*WHAT IS REQUIRED*
Locate each line containing the string "image" and copy it out.
====== PROVIDED RECORDS
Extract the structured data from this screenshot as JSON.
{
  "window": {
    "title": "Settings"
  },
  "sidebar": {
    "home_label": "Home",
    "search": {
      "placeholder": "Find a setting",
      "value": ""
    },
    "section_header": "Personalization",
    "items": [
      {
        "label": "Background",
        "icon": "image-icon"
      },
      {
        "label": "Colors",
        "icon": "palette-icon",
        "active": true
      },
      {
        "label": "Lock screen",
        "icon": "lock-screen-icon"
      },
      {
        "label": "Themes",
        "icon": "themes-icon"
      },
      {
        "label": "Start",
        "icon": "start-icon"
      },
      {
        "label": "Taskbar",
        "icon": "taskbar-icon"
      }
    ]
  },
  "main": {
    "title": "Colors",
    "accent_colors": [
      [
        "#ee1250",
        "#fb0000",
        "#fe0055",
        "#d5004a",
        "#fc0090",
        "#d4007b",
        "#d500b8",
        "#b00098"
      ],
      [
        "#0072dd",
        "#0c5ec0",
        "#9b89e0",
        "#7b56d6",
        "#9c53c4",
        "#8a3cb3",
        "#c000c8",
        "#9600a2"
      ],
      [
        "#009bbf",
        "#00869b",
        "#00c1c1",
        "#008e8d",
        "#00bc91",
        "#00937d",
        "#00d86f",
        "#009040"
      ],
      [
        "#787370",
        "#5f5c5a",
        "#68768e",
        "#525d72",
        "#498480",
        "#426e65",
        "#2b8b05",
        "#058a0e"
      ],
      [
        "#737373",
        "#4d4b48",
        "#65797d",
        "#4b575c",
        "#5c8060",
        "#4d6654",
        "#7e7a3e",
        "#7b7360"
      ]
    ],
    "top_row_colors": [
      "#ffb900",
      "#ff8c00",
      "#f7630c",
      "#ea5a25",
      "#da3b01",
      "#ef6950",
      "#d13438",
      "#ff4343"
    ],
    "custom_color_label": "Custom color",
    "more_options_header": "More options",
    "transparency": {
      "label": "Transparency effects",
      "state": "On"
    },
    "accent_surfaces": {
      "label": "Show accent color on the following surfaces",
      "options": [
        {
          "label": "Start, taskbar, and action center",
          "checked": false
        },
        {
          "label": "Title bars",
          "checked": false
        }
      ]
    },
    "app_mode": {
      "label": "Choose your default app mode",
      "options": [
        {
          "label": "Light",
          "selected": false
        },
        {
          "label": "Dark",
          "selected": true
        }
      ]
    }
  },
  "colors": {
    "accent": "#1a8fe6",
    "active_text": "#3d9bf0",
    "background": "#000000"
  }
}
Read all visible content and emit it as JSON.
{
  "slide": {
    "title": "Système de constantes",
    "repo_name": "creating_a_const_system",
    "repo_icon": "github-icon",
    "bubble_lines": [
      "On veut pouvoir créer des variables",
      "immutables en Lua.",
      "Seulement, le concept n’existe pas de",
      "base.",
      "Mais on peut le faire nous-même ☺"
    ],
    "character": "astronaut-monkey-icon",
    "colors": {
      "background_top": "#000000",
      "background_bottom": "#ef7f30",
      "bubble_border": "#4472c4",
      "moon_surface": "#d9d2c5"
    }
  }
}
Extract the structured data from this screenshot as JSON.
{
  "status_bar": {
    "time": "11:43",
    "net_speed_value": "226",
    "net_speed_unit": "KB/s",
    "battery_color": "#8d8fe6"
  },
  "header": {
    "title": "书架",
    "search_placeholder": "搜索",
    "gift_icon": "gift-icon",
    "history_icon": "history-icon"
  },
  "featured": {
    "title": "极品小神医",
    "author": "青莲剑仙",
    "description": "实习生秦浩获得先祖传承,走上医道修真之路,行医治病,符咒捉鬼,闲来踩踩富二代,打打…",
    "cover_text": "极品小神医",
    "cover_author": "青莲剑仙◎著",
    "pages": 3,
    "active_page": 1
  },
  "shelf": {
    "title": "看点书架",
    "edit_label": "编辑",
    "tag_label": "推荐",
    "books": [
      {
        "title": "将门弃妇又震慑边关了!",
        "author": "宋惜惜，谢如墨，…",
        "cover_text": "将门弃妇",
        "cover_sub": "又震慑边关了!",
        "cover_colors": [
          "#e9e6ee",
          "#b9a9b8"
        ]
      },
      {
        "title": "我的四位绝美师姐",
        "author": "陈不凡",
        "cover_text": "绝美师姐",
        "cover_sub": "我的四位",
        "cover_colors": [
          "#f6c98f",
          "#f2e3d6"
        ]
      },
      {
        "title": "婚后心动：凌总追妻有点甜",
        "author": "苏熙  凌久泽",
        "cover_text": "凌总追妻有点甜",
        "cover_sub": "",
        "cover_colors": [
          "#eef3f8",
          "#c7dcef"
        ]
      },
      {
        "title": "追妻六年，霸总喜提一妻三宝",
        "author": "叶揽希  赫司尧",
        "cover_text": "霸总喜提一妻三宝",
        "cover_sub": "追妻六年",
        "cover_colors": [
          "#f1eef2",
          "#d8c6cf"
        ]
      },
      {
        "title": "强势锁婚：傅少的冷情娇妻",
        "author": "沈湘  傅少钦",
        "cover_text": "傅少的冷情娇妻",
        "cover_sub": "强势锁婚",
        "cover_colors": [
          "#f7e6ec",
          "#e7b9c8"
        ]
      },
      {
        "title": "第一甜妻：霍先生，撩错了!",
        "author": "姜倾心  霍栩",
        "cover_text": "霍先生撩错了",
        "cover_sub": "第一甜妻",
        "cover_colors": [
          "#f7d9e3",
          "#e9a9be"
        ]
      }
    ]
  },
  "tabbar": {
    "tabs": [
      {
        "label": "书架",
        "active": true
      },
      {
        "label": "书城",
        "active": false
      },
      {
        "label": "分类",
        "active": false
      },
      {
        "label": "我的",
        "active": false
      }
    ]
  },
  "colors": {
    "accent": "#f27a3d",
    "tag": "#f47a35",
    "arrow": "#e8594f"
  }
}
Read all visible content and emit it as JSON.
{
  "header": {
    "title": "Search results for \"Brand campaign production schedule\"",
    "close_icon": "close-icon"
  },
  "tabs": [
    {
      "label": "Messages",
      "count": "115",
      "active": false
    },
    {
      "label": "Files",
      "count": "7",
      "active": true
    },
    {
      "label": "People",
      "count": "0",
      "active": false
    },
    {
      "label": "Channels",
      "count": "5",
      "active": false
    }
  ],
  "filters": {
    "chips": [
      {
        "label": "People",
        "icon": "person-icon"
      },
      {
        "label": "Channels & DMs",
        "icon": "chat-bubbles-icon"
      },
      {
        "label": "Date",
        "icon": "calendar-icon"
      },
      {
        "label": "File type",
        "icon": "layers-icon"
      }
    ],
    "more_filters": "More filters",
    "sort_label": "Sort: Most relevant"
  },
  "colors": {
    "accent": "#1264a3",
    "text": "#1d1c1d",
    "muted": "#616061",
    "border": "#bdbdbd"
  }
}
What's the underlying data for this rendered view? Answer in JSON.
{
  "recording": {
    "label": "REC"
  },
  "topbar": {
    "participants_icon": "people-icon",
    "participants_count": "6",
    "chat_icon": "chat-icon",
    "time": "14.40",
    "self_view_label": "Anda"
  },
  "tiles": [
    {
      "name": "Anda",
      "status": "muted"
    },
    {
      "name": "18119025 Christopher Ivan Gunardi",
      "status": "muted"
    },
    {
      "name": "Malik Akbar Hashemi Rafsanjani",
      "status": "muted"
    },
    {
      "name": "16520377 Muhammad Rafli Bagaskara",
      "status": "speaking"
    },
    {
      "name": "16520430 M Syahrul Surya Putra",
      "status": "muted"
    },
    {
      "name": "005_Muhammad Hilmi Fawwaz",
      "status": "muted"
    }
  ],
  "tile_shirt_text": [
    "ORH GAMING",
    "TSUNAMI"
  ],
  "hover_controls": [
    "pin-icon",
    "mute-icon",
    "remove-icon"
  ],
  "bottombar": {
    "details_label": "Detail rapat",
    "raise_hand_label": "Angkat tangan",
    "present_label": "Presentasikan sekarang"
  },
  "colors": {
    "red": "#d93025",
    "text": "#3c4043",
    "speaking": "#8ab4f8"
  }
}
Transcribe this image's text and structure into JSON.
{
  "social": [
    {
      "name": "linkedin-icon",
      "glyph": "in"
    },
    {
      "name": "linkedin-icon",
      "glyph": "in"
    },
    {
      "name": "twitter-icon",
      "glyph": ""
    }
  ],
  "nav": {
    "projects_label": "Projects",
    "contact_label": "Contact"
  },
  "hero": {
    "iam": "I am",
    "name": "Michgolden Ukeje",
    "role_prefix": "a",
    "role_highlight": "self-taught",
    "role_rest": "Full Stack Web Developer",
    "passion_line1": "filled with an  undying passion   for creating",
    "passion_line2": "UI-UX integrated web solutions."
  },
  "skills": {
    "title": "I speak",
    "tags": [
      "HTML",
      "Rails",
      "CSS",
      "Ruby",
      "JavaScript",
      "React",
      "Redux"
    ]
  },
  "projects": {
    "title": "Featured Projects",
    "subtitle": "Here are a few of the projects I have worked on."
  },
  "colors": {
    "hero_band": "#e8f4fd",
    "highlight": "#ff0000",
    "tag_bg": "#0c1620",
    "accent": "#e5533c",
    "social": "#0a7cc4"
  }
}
============
*OUTPUT OF THE EXERCISE*
        "icon": "image-icon"
Transcribe this image's text and structure into JSON.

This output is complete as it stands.